***** Records *****

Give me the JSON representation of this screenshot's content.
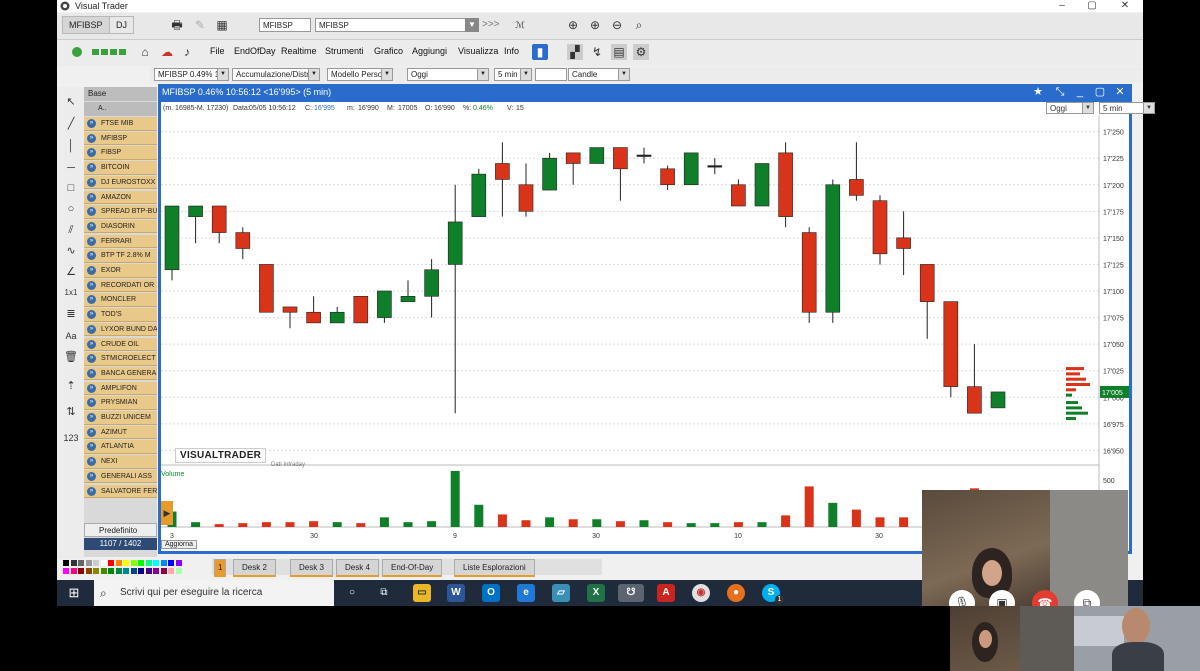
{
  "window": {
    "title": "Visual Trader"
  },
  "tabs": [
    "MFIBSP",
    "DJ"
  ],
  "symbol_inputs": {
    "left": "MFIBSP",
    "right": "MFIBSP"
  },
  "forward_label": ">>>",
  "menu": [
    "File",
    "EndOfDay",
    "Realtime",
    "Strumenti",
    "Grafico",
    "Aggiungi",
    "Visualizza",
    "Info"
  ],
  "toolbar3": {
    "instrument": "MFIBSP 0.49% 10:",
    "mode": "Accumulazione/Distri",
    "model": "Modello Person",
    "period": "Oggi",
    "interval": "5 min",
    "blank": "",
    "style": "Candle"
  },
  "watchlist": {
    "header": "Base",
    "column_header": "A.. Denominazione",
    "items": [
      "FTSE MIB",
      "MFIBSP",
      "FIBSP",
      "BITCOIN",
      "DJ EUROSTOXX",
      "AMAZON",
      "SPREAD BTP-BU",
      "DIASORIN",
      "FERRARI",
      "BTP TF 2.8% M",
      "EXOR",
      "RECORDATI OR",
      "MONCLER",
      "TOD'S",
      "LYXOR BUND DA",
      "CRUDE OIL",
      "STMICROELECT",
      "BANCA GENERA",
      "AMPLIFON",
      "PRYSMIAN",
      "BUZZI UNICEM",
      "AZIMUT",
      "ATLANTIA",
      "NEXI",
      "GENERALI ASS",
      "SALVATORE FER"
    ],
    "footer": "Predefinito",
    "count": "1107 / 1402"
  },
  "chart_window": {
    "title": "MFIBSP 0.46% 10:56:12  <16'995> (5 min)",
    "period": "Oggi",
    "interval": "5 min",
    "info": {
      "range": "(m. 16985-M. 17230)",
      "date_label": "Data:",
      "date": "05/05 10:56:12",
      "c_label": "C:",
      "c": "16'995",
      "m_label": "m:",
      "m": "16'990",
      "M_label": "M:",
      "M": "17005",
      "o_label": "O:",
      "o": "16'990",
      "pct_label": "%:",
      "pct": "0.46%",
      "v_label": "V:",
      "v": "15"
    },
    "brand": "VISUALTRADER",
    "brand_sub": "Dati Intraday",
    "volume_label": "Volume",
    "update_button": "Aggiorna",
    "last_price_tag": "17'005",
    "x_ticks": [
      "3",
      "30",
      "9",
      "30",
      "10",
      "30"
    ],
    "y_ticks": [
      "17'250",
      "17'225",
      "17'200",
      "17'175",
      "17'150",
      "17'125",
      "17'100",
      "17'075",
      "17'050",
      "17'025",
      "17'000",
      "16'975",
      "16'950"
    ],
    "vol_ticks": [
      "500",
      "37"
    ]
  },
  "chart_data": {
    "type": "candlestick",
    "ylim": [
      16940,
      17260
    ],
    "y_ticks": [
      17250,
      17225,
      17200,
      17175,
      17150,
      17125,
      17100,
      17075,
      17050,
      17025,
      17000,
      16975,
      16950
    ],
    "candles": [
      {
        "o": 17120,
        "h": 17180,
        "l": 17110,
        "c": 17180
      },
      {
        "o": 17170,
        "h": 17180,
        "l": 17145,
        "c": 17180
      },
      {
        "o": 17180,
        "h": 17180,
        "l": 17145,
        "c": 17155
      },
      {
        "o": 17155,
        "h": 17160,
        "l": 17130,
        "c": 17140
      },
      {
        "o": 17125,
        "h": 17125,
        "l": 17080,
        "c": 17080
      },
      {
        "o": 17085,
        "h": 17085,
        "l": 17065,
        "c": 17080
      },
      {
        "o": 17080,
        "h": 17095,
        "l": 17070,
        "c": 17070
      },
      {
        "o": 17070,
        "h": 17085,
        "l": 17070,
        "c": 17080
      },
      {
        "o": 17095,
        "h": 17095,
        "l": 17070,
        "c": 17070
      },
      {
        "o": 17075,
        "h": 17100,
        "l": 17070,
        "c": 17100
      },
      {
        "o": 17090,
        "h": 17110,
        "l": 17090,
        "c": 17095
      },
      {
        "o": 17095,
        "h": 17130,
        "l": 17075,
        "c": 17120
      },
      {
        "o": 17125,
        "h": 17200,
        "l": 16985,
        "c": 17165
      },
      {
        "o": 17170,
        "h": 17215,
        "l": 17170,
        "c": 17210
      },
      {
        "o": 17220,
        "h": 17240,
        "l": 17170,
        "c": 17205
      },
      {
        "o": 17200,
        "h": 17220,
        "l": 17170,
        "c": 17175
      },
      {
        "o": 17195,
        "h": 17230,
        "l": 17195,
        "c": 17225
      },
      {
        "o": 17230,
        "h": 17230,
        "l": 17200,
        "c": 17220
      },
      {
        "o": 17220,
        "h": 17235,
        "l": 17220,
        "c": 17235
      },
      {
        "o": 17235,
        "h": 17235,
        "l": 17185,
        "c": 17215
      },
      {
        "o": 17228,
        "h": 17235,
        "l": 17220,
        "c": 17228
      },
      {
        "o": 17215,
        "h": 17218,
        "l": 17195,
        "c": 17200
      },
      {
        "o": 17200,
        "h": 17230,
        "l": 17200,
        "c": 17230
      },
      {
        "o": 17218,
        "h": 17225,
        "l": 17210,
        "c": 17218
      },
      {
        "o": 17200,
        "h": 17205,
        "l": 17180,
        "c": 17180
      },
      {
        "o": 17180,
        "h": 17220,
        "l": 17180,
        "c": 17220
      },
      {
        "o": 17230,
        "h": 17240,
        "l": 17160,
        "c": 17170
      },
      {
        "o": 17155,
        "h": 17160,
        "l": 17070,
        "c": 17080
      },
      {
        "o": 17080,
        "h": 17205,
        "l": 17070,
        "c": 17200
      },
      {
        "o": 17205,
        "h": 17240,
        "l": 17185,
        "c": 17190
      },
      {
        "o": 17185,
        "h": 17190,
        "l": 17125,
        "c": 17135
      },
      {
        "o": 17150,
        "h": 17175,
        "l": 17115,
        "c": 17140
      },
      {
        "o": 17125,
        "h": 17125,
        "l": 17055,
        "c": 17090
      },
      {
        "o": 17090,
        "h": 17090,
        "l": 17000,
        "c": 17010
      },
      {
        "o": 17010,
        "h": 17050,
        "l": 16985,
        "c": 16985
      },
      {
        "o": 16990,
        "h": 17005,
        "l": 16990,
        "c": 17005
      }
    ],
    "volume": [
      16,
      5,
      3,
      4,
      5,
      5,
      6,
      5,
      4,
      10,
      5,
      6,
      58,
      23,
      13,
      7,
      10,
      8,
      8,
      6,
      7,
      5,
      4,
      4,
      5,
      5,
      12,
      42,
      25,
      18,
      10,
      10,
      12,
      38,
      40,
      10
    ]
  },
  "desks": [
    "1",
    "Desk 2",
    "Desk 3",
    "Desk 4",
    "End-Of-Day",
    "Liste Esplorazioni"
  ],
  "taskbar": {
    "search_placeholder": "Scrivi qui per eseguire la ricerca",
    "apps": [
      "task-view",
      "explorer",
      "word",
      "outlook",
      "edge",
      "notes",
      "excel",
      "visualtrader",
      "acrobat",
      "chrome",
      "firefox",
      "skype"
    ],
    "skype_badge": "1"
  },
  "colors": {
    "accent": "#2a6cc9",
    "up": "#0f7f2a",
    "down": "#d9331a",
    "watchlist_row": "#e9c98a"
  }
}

*****

- _Exercise goal_
Your copy of the data should match it exactly, except that pictures are left out.

- _Task result_
Give me the JSON representation of this screenshot's content.
{
  "window": {
    "title": "Visual Trader"
  },
  "tabs": [
    "MFIBSP",
    "DJ"
  ],
  "symbol_inputs": {
    "left": "MFIBSP",
    "right": "MFIBSP"
  },
  "forward_label": ">>>",
  "menu": [
    "File",
    "EndOfDay",
    "Realtime",
    "Strumenti",
    "Grafico",
    "Aggiungi",
    "Visualizza",
    "Info"
  ],
  "toolbar3": {
    "instrument": "MFIBSP 0.49% 10:",
    "mode": "Accumulazione/Distri",
    "model": "Modello Person",
    "period": "Oggi",
    "interval": "5 min",
    "blank": "",
    "style": "Candle"
  },
  "watchlist": {
    "header": "Base",
    "column_header": "A.. Denominazione",
    "items": [
      "FTSE MIB",
      "MFIBSP",
      "FIBSP",
      "BITCOIN",
      "DJ EUROSTOXX",
      "AMAZON",
      "SPREAD BTP-BU",
      "DIASORIN",
      "FERRARI",
      "BTP TF 2.8% M",
      "EXOR",
      "RECORDATI OR",
      "MONCLER",
      "TOD'S",
      "LYXOR BUND DA",
      "CRUDE OIL",
      "STMICROELECT",
      "BANCA GENERA",
      "AMPLIFON",
      "PRYSMIAN",
      "BUZZI UNICEM",
      "AZIMUT",
      "ATLANTIA",
      "NEXI",
      "GENERALI ASS",
      "SALVATORE FER"
    ],
    "footer": "Predefinito",
    "count": "1107 / 1402"
  },
  "chart_window": {
    "title": "MFIBSP 0.46% 10:56:12  <16'995> (5 min)",
    "period": "Oggi",
    "interval": "5 min",
    "info": {
      "range": "(m. 16985-M. 17230)",
      "date_label": "Data:",
      "date": "05/05 10:56:12",
      "c_label": "C:",
      "c": "16'995",
      "m_label": "m:",
      "m": "16'990",
      "M_label": "M:",
      "M": "17005",
      "o_label": "O:",
      "o": "16'990",
      "pct_label": "%:",
      "pct": "0.46%",
      "v_label": "V:",
      "v": "15"
    },
    "brand": "VISUALTRADER",
    "brand_sub": "Dati Intraday",
    "volume_label": "Volume",
    "update_button": "Aggiorna",
    "last_price_tag": "17'005",
    "x_ticks": [
      "3",
      "30",
      "9",
      "30",
      "10",
      "30"
    ],
    "y_ticks": [
      "17'250",
      "17'225",
      "17'200",
      "17'175",
      "17'150",
      "17'125",
      "17'100",
      "17'075",
      "17'050",
      "17'025",
      "17'000",
      "16'975",
      "16'950"
    ],
    "vol_ticks": [
      "500",
      "37"
    ]
  },
  "chart_data": {
    "type": "candlestick",
    "ylim": [
      16940,
      17260
    ],
    "y_ticks": [
      17250,
      17225,
      17200,
      17175,
      17150,
      17125,
      17100,
      17075,
      17050,
      17025,
      17000,
      16975,
      16950
    ],
    "candles": [
      {
        "o": 17120,
        "h": 17180,
        "l": 17110,
        "c": 17180
      },
      {
        "o": 17170,
        "h": 17180,
        "l": 17145,
        "c": 17180
      },
      {
        "o": 17180,
        "h": 17180,
        "l": 17145,
        "c": 17155
      },
      {
        "o": 17155,
        "h": 17160,
        "l": 17130,
        "c": 17140
      },
      {
        "o": 17125,
        "h": 17125,
        "l": 17080,
        "c": 17080
      },
      {
        "o": 17085,
        "h": 17085,
        "l": 17065,
        "c": 17080
      },
      {
        "o": 17080,
        "h": 17095,
        "l": 17070,
        "c": 17070
      },
      {
        "o": 17070,
        "h": 17085,
        "l": 17070,
        "c": 17080
      },
      {
        "o": 17095,
        "h": 17095,
        "l": 17070,
        "c": 17070
      },
      {
        "o": 17075,
        "h": 17100,
        "l": 17070,
        "c": 17100
      },
      {
        "o": 17090,
        "h": 17110,
        "l": 17090,
        "c": 17095
      },
      {
        "o": 17095,
        "h": 17130,
        "l": 17075,
        "c": 17120
      },
      {
        "o": 17125,
        "h": 17200,
        "l": 16985,
        "c": 17165
      },
      {
        "o": 17170,
        "h": 17215,
        "l": 17170,
        "c": 17210
      },
      {
        "o": 17220,
        "h": 17240,
        "l": 17170,
        "c": 17205
      },
      {
        "o": 17200,
        "h": 17220,
        "l": 17170,
        "c": 17175
      },
      {
        "o": 17195,
        "h": 17230,
        "l": 17195,
        "c": 17225
      },
      {
        "o": 17230,
        "h": 17230,
        "l": 17200,
        "c": 17220
      },
      {
        "o": 17220,
        "h": 17235,
        "l": 17220,
        "c": 17235
      },
      {
        "o": 17235,
        "h": 17235,
        "l": 17185,
        "c": 17215
      },
      {
        "o": 17228,
        "h": 17235,
        "l": 17220,
        "c": 17228
      },
      {
        "o": 17215,
        "h": 17218,
        "l": 17195,
        "c": 17200
      },
      {
        "o": 17200,
        "h": 17230,
        "l": 17200,
        "c": 17230
      },
      {
        "o": 17218,
        "h": 17225,
        "l": 17210,
        "c": 17218
      },
      {
        "o": 17200,
        "h": 17205,
        "l": 17180,
        "c": 17180
      },
      {
        "o": 17180,
        "h": 17220,
        "l": 17180,
        "c": 17220
      },
      {
        "o": 17230,
        "h": 17240,
        "l": 17160,
        "c": 17170
      },
      {
        "o": 17155,
        "h": 17160,
        "l": 17070,
        "c": 17080
      },
      {
        "o": 17080,
        "h": 17205,
        "l": 17070,
        "c": 17200
      },
      {
        "o": 17205,
        "h": 17240,
        "l": 17185,
        "c": 17190
      },
      {
        "o": 17185,
        "h": 17190,
        "l": 17125,
        "c": 17135
      },
      {
        "o": 17150,
        "h": 17175,
        "l": 17115,
        "c": 17140
      },
      {
        "o": 17125,
        "h": 17125,
        "l": 17055,
        "c": 17090
      },
      {
        "o": 17090,
        "h": 17090,
        "l": 17000,
        "c": 17010
      },
      {
        "o": 17010,
        "h": 17050,
        "l": 16985,
        "c": 16985
      },
      {
        "o": 16990,
        "h": 17005,
        "l": 16990,
        "c": 17005
      }
    ],
    "volume": [
      16,
      5,
      3,
      4,
      5,
      5,
      6,
      5,
      4,
      10,
      5,
      6,
      58,
      23,
      13,
      7,
      10,
      8,
      8,
      6,
      7,
      5,
      4,
      4,
      5,
      5,
      12,
      42,
      25,
      18,
      10,
      10,
      12,
      38,
      40,
      10
    ]
  },
  "desks": [
    "1",
    "Desk 2",
    "Desk 3",
    "Desk 4",
    "End-Of-Day",
    "Liste Esplorazioni"
  ],
  "taskbar": {
    "search_placeholder": "Scrivi qui per eseguire la ricerca",
    "apps": [
      "task-view",
      "explorer",
      "word",
      "outlook",
      "edge",
      "notes",
      "excel",
      "visualtrader",
      "acrobat",
      "chrome",
      "firefox",
      "skype"
    ],
    "skype_badge": "1"
  },
  "colors": {
    "accent": "#2a6cc9",
    "up": "#0f7f2a",
    "down": "#d9331a",
    "watchlist_row": "#e9c98a"
  }
}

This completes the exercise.